In [3]:
# !pip install pandas
# !pip install pyarrow
# !pip install seaborn
# !pip install sklearn

In [4]:
import os
import pandas as pd
import numpy as np
import seaborn as sns
from sklearn.feature_extraction import DictVectorizer
from sklearn.metrics import mean_squared_error
from sklearn.linear_model import LinearRegression

os.chdir('../data')

In [5]:
!ls

fhv_tripdata_2021-01.parquet  fhv_tripdata_2021-02.parquet


In [6]:
def process_df(path: str, dv = None):
    if path.endswith('.csv'):
        df = pd.read_csv(path)
    elif path.endswith('.parquet'):
        df = pd.read_parquet(path)
    
    print(f'Initial shape is {df.shape}')
        
    df['duration'] = df['dropOff_datetime'] - df['pickup_datetime']
    df['duration'] = df['duration'].apply(lambda x: x.total_seconds()/60)
    
    print(f'Average trip duration: {df.duration.mean()}')

### AIM 1
Please rewrite the entries from the line that has "For every button, label, input, icon, or" through the line that has "x-tick-label: 10 xyxy=(324,398,336,408)", putting "marker" in place of "data-point" and leaving everything else unchanged. Omit the picture line from your answer.

### DATA TO PROCESS

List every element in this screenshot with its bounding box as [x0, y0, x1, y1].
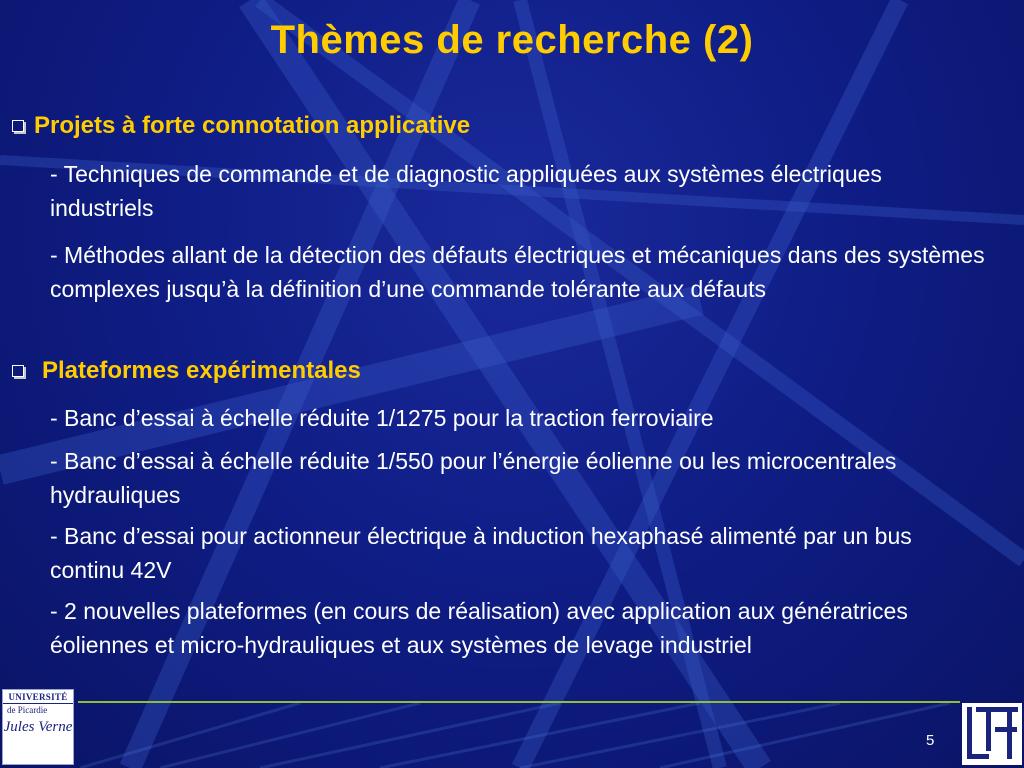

---

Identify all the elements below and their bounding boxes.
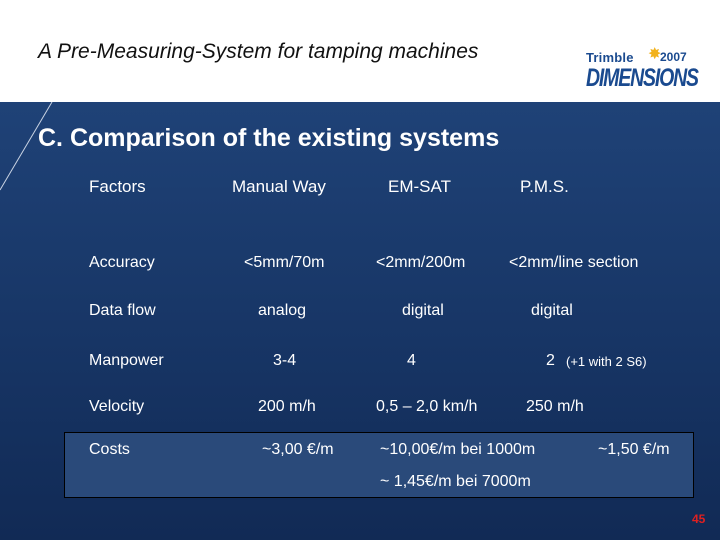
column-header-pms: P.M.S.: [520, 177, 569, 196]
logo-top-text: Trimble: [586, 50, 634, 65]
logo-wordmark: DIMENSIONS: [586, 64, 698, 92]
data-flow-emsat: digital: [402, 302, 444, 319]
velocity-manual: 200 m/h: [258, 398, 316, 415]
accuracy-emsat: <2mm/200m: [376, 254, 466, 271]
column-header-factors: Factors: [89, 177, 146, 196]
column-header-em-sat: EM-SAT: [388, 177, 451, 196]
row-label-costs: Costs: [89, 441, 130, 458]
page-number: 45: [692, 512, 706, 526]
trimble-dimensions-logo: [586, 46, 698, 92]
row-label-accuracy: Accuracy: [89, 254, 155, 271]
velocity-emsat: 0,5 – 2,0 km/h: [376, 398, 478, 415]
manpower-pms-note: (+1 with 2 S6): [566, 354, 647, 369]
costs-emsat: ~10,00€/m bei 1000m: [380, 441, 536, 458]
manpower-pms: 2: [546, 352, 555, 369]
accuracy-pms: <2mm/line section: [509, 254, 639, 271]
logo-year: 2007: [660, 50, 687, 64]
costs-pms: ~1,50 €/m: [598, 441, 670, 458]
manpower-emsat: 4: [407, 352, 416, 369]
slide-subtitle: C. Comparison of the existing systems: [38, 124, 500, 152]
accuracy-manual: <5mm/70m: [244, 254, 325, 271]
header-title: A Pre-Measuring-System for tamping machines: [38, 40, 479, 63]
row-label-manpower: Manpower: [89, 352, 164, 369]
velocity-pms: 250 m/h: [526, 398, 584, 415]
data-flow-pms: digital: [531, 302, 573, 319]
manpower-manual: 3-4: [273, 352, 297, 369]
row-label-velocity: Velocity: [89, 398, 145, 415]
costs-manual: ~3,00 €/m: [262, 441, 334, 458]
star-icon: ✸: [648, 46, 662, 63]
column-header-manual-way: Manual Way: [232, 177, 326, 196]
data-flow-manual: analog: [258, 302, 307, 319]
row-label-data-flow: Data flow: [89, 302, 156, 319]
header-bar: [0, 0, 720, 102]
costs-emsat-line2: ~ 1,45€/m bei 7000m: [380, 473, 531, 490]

--

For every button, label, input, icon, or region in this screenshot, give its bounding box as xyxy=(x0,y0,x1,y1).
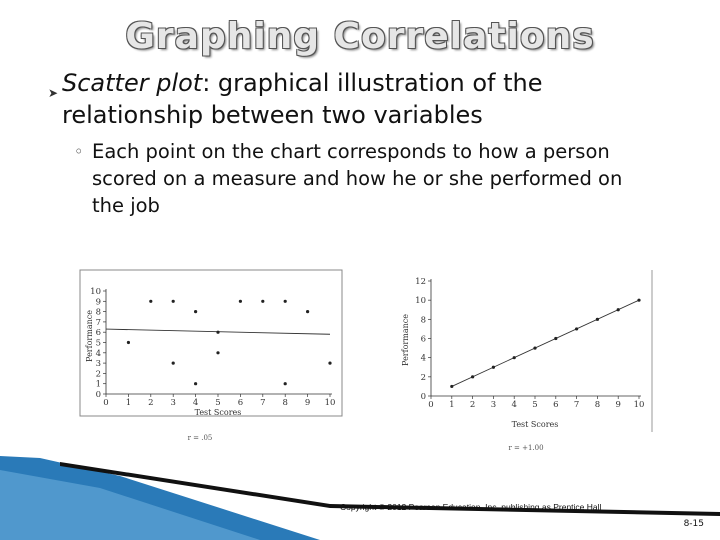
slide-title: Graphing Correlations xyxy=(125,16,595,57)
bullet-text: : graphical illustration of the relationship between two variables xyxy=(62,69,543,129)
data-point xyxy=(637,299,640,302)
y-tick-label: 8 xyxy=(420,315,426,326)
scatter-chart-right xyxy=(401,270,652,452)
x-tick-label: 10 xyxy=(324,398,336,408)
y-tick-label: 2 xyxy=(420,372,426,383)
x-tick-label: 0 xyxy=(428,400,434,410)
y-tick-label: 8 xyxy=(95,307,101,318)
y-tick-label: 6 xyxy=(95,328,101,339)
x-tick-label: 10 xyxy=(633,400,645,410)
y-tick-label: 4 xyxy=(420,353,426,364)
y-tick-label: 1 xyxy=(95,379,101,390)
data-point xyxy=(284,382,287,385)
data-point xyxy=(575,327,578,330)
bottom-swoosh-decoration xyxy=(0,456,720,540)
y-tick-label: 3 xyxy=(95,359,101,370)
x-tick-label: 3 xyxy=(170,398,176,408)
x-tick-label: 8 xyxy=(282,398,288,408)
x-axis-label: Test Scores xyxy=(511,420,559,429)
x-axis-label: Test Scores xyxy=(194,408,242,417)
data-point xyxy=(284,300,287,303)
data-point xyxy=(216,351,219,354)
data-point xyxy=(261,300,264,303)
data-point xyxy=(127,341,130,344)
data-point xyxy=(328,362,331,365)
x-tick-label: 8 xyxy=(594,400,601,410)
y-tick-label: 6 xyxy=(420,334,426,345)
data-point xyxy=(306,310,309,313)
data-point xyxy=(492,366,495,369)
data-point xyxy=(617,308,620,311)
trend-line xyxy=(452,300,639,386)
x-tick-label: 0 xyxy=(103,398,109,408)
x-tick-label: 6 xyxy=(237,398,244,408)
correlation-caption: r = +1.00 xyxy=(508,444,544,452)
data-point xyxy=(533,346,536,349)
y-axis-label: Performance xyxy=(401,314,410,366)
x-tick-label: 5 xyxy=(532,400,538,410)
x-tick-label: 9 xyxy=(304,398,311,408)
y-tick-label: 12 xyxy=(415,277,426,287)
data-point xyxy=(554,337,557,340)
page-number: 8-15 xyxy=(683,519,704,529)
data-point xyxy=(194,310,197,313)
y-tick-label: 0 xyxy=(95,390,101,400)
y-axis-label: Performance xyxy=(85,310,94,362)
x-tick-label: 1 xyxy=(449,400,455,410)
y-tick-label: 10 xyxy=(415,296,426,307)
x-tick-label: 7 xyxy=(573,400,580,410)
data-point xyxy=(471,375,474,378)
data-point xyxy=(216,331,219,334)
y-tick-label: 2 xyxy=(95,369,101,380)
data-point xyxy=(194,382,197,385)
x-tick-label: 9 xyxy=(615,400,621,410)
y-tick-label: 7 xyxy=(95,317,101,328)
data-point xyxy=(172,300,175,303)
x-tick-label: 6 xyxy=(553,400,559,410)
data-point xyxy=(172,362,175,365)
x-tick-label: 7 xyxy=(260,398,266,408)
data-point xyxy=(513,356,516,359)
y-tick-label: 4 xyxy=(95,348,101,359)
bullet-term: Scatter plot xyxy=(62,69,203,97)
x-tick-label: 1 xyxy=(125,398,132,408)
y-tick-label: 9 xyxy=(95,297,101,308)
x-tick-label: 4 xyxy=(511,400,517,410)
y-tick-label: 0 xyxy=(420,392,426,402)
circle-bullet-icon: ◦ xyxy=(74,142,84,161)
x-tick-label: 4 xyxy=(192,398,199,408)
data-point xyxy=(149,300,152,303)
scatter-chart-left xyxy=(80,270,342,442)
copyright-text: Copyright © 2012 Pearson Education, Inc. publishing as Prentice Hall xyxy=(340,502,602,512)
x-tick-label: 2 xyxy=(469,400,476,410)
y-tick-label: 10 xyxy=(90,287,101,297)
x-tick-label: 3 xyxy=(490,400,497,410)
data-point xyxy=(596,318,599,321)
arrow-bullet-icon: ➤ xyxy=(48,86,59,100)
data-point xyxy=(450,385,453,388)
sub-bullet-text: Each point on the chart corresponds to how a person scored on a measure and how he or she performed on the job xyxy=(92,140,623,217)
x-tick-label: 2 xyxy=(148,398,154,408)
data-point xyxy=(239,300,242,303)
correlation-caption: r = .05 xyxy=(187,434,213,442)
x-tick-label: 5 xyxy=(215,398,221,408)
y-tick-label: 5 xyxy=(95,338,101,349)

### AIM 2
In the notebook excerpt, which directory does the code switch into with os.chdir?

### CORRECT RESPONSE 1
For every button, label, input, icon, or region in this screenshot, give its bounding box as xyxy=(x0,y0,x1,y1).
slide-title: Graphing Correlations xyxy=(125,16,595,57)
bullet-text: : graphical illustration of the relationship between two variables xyxy=(62,69,543,129)
marker xyxy=(637,299,640,302)
y-tick-label: 8 xyxy=(420,315,426,326)
scatter-chart-right xyxy=(401,270,652,452)
x-tick-label: 10 xyxy=(324,398,336,408)

### CORRECT RESPONSE 2
'../data'